- _Task instructions_: Find and copy every line in the records that includes the string "Network".

- _Records for processing_:
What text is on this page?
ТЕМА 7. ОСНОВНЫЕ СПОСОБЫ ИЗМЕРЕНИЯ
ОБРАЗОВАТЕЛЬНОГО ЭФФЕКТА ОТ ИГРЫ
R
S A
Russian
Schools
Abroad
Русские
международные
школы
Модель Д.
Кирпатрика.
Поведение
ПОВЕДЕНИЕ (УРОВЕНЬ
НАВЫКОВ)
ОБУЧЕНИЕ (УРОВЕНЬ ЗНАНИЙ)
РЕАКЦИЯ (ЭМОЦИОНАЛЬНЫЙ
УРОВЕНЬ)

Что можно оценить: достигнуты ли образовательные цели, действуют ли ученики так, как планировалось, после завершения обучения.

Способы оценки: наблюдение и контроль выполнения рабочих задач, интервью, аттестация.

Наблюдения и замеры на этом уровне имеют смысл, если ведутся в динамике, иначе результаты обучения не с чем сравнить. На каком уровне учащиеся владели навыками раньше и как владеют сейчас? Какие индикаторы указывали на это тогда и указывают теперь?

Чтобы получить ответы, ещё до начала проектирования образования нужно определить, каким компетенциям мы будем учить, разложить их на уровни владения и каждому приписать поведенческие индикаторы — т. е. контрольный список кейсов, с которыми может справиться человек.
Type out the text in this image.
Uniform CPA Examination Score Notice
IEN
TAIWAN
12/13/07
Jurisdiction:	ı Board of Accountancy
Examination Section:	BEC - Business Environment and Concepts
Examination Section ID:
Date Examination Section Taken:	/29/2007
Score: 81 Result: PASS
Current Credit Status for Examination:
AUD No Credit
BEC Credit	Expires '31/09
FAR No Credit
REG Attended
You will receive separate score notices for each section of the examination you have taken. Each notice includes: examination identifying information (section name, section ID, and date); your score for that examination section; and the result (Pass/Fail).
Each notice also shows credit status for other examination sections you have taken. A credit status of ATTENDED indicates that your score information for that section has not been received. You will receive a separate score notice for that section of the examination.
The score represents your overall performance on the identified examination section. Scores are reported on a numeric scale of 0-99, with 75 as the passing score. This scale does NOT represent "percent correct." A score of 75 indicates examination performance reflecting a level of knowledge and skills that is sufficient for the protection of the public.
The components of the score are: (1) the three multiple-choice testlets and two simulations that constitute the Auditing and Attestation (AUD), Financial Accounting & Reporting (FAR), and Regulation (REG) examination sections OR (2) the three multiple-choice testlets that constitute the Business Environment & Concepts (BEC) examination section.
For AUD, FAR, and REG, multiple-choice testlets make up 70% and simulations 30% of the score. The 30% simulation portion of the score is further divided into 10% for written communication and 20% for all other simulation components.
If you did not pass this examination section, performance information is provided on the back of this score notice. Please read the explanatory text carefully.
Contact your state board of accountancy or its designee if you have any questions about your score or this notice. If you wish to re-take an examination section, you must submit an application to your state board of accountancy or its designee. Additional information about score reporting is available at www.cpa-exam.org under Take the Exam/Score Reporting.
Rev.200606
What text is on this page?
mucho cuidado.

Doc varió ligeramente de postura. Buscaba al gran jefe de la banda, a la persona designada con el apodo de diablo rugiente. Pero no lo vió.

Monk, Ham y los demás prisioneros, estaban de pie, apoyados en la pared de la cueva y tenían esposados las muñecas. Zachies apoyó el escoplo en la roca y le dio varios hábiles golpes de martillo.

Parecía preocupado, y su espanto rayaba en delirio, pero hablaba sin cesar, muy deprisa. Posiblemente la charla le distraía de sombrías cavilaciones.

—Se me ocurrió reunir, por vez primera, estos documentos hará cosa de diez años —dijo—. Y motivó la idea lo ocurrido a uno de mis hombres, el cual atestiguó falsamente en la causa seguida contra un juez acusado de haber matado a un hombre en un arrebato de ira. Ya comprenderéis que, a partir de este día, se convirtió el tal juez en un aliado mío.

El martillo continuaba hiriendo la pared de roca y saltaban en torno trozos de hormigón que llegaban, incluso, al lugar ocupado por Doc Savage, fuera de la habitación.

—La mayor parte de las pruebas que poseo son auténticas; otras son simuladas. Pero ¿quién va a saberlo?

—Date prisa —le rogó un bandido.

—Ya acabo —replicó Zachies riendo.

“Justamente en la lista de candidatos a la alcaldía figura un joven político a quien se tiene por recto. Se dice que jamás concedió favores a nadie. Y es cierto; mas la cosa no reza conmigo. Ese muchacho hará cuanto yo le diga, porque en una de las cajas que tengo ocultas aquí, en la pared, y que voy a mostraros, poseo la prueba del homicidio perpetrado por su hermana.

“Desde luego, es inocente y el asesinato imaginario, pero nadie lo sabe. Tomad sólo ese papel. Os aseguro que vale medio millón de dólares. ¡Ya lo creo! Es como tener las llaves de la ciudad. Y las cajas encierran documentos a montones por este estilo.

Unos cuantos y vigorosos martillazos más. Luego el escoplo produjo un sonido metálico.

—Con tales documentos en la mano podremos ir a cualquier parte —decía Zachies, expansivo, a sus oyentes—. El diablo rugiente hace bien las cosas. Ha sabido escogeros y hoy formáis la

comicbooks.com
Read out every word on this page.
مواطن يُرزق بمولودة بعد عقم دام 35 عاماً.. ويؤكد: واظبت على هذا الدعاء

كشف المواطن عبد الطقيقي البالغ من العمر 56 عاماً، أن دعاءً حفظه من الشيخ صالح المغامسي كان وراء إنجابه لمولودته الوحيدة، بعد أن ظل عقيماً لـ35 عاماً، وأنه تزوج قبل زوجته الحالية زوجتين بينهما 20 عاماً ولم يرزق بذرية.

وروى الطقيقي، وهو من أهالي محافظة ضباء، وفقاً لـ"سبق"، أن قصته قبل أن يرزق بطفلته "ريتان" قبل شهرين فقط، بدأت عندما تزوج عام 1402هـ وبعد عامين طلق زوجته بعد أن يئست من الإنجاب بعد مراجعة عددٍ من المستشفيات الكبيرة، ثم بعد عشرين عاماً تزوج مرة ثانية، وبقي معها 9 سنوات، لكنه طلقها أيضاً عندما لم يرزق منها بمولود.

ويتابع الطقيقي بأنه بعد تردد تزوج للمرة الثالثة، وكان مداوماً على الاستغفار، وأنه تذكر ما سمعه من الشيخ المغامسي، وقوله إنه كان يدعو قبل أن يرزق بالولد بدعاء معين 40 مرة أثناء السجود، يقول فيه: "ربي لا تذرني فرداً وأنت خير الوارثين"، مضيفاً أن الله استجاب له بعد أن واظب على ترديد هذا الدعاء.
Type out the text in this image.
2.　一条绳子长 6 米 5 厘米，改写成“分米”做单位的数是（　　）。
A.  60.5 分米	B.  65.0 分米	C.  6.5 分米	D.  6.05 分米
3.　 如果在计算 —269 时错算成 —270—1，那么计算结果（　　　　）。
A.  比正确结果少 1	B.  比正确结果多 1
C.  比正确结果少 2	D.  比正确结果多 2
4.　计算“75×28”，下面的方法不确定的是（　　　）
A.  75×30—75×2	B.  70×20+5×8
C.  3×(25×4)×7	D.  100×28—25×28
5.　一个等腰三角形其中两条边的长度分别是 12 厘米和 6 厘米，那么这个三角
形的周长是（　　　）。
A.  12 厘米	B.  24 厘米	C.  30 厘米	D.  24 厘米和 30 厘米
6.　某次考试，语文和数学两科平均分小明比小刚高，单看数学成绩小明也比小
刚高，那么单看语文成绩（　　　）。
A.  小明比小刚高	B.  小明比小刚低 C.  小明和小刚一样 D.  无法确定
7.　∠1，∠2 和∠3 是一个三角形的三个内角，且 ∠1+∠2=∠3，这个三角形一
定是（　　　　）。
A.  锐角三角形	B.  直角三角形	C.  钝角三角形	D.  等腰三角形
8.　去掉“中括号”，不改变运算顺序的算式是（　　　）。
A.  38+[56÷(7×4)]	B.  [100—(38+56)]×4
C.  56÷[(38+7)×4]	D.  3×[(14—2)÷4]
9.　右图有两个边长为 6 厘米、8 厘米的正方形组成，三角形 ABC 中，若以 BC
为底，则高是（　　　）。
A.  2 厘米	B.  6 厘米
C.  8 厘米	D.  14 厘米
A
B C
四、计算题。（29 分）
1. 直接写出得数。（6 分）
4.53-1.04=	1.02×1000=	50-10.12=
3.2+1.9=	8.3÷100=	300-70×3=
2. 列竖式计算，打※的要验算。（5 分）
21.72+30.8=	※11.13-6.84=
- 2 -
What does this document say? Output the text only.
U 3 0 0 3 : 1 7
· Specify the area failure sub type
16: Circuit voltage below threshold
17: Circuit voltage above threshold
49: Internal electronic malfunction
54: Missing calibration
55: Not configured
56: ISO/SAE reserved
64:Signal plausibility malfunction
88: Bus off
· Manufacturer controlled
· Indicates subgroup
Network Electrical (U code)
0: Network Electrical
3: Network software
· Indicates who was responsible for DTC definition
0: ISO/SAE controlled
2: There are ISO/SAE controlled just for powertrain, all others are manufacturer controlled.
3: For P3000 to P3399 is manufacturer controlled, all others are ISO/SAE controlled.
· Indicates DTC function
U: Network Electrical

- _Result for this exercise_:
Network Electrical (U code)
0: Network Electrical
3: Network software
U: Network Electrical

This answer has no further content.